— Begin Supplied records —
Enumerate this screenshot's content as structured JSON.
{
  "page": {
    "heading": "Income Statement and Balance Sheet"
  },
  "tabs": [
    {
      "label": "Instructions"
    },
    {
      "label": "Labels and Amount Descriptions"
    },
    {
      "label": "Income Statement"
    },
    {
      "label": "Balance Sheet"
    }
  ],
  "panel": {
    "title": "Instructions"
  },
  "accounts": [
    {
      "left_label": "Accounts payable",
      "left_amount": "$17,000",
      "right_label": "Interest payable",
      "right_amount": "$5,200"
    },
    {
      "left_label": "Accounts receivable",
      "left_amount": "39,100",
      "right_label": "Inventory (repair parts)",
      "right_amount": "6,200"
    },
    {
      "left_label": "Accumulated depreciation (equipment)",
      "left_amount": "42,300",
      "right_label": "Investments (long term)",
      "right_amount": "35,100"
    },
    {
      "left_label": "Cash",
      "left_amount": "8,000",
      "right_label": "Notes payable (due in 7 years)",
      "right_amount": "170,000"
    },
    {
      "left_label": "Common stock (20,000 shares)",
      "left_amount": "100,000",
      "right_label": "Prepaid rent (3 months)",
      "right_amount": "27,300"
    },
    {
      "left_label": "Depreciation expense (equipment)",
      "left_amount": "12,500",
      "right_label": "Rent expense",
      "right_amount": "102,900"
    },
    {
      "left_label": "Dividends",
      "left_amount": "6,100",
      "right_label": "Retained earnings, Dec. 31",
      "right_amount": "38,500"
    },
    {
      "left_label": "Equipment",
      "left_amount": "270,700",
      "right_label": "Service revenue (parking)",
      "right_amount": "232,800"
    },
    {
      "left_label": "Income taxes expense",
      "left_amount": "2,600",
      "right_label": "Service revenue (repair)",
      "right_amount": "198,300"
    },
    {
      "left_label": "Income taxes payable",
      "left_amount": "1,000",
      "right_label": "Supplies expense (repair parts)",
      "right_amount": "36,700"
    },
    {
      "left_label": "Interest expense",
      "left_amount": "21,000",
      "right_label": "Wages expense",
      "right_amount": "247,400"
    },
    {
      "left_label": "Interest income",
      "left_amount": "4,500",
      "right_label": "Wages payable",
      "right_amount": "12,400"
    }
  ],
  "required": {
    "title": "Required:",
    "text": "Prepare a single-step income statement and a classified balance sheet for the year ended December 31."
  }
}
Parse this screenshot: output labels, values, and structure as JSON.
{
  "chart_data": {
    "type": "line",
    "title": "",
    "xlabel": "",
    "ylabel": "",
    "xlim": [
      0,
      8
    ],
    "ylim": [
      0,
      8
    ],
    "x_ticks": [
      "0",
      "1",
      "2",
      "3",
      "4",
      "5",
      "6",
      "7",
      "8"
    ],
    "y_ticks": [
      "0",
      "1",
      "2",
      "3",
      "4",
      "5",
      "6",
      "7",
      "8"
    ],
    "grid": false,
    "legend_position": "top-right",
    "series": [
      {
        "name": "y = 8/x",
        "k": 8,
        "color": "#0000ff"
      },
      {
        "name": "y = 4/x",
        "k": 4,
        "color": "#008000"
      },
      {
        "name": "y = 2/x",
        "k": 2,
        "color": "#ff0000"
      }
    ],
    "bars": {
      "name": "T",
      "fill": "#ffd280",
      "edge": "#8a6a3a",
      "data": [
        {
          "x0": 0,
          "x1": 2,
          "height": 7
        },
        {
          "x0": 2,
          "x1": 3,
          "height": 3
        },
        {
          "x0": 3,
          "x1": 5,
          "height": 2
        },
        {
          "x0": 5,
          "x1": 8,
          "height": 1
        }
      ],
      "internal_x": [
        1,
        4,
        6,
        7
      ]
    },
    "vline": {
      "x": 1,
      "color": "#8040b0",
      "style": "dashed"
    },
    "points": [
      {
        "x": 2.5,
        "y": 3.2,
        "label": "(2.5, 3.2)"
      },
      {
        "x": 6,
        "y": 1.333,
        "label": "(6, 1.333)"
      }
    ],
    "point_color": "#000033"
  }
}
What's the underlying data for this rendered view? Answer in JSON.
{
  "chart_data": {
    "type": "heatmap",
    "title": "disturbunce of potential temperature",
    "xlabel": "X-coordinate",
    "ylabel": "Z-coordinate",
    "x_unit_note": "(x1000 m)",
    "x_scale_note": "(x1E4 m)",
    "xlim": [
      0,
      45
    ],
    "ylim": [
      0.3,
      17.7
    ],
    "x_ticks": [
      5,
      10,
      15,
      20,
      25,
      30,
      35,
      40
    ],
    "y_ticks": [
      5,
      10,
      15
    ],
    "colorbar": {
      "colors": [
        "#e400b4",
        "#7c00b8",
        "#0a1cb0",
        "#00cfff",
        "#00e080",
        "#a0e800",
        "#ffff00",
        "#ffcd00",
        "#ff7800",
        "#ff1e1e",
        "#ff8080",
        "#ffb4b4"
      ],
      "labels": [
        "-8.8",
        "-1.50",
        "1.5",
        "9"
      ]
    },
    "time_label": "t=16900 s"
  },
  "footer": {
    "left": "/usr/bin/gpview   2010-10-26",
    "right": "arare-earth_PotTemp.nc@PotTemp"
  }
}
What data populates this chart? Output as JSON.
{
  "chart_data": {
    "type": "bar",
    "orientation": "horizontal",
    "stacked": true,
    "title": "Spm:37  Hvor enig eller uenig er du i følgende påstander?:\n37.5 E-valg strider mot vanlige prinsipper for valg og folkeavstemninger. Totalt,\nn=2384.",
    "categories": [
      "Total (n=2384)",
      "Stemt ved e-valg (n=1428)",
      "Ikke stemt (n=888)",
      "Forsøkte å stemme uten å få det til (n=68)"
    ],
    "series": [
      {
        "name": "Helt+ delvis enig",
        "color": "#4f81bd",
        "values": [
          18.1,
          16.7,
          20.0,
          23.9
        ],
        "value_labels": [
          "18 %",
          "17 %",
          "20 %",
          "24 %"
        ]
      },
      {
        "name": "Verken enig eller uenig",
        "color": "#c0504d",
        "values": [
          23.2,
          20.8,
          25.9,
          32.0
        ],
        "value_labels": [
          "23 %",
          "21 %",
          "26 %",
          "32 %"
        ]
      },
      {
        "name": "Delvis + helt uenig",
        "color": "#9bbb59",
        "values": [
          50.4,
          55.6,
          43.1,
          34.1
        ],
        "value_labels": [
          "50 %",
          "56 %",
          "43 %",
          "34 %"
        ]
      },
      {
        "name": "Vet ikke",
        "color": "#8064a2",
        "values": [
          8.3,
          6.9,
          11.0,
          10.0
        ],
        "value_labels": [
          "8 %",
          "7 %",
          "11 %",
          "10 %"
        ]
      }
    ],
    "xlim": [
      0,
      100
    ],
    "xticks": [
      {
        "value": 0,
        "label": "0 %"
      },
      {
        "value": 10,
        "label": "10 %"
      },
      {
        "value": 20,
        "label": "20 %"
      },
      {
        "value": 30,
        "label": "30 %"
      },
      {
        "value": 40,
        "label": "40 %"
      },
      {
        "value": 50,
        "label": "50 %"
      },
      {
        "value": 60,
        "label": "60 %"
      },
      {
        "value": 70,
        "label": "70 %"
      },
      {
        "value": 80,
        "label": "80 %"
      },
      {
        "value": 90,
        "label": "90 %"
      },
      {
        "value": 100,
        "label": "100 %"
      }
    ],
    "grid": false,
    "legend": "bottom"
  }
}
— End Supplied records —
Make an exact copy of the records.

Full answer:
Enumerate this screenshot's content as structured JSON.
{
  "page": {
    "heading": "Income Statement and Balance Sheet"
  },
  "tabs": [
    {
      "label": "Instructions"
    },
    {
      "label": "Labels and Amount Descriptions"
    },
    {
      "label": "Income Statement"
    },
    {
      "label": "Balance Sheet"
    }
  ],
  "panel": {
    "title": "Instructions"
  },
  "accounts": [
    {
      "left_label": "Accounts payable",
      "left_amount": "$17,000",
      "right_label": "Interest payable",
      "right_amount": "$5,200"
    },
    {
      "left_label": "Accounts receivable",
      "left_amount": "39,100",
      "right_label": "Inventory (repair parts)",
      "right_amount": "6,200"
    },
    {
      "left_label": "Accumulated depreciation (equipment)",
      "left_amount": "42,300",
      "right_label": "Investments (long term)",
      "right_amount": "35,100"
    },
    {
      "left_label": "Cash",
      "left_amount": "8,000",
      "right_label": "Notes payable (due in 7 years)",
      "right_amount": "170,000"
    },
    {
      "left_label": "Common stock (20,000 shares)",
      "left_amount": "100,000",
      "right_label": "Prepaid rent (3 months)",
      "right_amount": "27,300"
    },
    {
      "left_label": "Depreciation expense (equipment)",
      "left_amount": "12,500",
      "right_label": "Rent expense",
      "right_amount": "102,900"
    },
    {
      "left_label": "Dividends",
      "left_amount": "6,100",
      "right_label": "Retained earnings, Dec. 31",
      "right_amount": "38,500"
    },
    {
      "left_label": "Equipment",
      "left_amount": "270,700",
      "right_label": "Service revenue (parking)",
      "right_amount": "232,800"
    },
    {
      "left_label": "Income taxes expense",
      "left_amount": "2,600",
      "right_label": "Service revenue (repair)",
      "right_amount": "198,300"
    },
    {
      "left_label": "Income taxes payable",
      "left_amount": "1,000",
      "right_label": "Supplies expense (repair parts)",
      "right_amount": "36,700"
    },
    {
      "left_label": "Interest expense",
      "left_amount": "21,000",
      "right_label": "Wages expense",
      "right_amount": "247,400"
    },
    {
      "left_label": "Interest income",
      "left_amount": "4,500",
      "right_label": "Wages payable",
      "right_amount": "12,400"
    }
  ],
  "required": {
    "title": "Required:",
    "text": "Prepare a single-step income statement and a classified balance sheet for the year ended December 31."
  }
}
Parse this screenshot: output labels, values, and structure as JSON.
{
  "chart_data": {
    "type": "line",
    "title": "",
    "xlabel": "",
    "ylabel": "",
    "xlim": [
      0,
      8
    ],
    "ylim": [
      0,
      8
    ],
    "x_ticks": [
      "0",
      "1",
      "2",
      "3",
      "4",
      "5",
      "6",
      "7",
      "8"
    ],
    "y_ticks": [
      "0",
      "1",
      "2",
      "3",
      "4",
      "5",
      "6",
      "7",
      "8"
    ],
    "grid": false,
    "legend_position": "top-right",
    "series": [
      {
        "name": "y = 8/x",
        "k": 8,
        "color": "#0000ff"
      },
      {
        "name": "y = 4/x",
        "k": 4,
        "color": "#008000"
      },
      {
        "name": "y = 2/x",
        "k": 2,
        "color": "#ff0000"
      }
    ],
    "bars": {
      "name": "T",
      "fill": "#ffd280",
      "edge": "#8a6a3a",
      "data": [
        {
          "x0": 0,
          "x1": 2,
          "height": 7
        },
        {
          "x0": 2,
          "x1": 3,
          "height": 3
        },
        {
          "x0": 3,
          "x1": 5,
          "height": 2
        },
        {
          "x0": 5,
          "x1": 8,
          "height": 1
        }
      ],
      "internal_x": [
        1,
        4,
        6,
        7
      ]
    },
    "vline": {
      "x": 1,
      "color": "#8040b0",
      "style": "dashed"
    },
    "points": [
      {
        "x": 2.5,
        "y": 3.2,
        "label": "(2.5, 3.2)"
      },
      {
        "x": 6,
        "y": 1.333,
        "label": "(6, 1.333)"
      }
    ],
    "point_color": "#000033"
  }
}
What's the underlying data for this rendered view? Answer in JSON.
{
  "chart_data": {
    "type": "heatmap",
    "title": "disturbunce of potential temperature",
    "xlabel": "X-coordinate",
    "ylabel": "Z-coordinate",
    "x_unit_note": "(x1000 m)",
    "x_scale_note": "(x1E4 m)",
    "xlim": [
      0,
      45
    ],
    "ylim": [
      0.3,
      17.7
    ],
    "x_ticks": [
      5,
      10,
      15,
      20,
      25,
      30,
      35,
      40
    ],
    "y_ticks": [
      5,
      10,
      15
    ],
    "colorbar": {
      "colors": [
        "#e400b4",
        "#7c00b8",
        "#0a1cb0",
        "#00cfff",
        "#00e080",
        "#a0e800",
        "#ffff00",
        "#ffcd00",
        "#ff7800",
        "#ff1e1e",
        "#ff8080",
        "#ffb4b4"
      ],
      "labels": [
        "-8.8",
        "-1.50",
        "1.5",
        "9"
      ]
    },
    "time_label": "t=16900 s"
  },
  "footer": {
    "left": "/usr/bin/gpview   2010-10-26",
    "right": "arare-earth_PotTemp.nc@PotTemp"
  }
}
What data populates this chart? Output as JSON.
{
  "chart_data": {
    "type": "bar",
    "orientation": "horizontal",
    "stacked": true,
    "title": "Spm:37  Hvor enig eller uenig er du i følgende påstander?:\n37.5 E-valg strider mot vanlige prinsipper for valg og folkeavstemninger. Totalt,\nn=2384.",
    "categories": [
      "Total (n=2384)",
      "Stemt ved e-valg (n=1428)",
      "Ikke stemt (n=888)",
      "Forsøkte å stemme uten å få det til (n=68)"
    ],
    "series": [
      {
        "name": "Helt+ delvis enig",
        "color": "#4f81bd",
        "values": [
          18.1,
          16.7,
          20.0,
          23.9
        ],
        "value_labels": [
          "18 %",
          "17 %",
          "20 %",
          "24 %"
        ]
      },
      {
        "name": "Verken enig eller uenig",
        "color": "#c0504d",
        "values": [
          23.2,
          20.8,
          25.9,
          32.0
        ],
        "value_labels": [
          "23 %",
          "21 %",
          "26 %",
          "32 %"
        ]
      },
      {
        "name": "Delvis + helt uenig",
        "color": "#9bbb59",
        "values": [
          50.4,
          55.6,
          43.1,
          34.1
        ],
        "value_labels": [
          "50 %",
          "56 %",
          "43 %",
          "34 %"
        ]
      },
      {
        "name": "Vet ikke",
        "color": "#8064a2",
        "values": [
          8.3,
          6.9,
          11.0,
          10.0
        ],
        "value_labels": [
          "8 %",
          "7 %",
          "11 %",
          "10 %"
        ]
      }
    ],
    "xlim": [
      0,
      100
    ],
    "xticks": [
      {
        "value": 0,
        "label": "0 %"
      },
      {
        "value": 10,
        "label": "10 %"
      },
      {
        "value": 20,
        "label": "20 %"
      },
      {
        "value": 30,
        "label": "30 %"
      },
      {
        "value": 40,
        "label": "40 %"
      },
      {
        "value": 50,
        "label": "50 %"
      },
      {
        "value": 60,
        "label": "60 %"
      },
      {
        "value": 70,
        "label": "70 %"
      },
      {
        "value": 80,
        "label": "80 %"
      },
      {
        "value": 90,
        "label": "90 %"
      },
      {
        "value": 100,
        "label": "100 %"
      }
    ],
    "grid": false,
    "legend": "bottom"
  }
}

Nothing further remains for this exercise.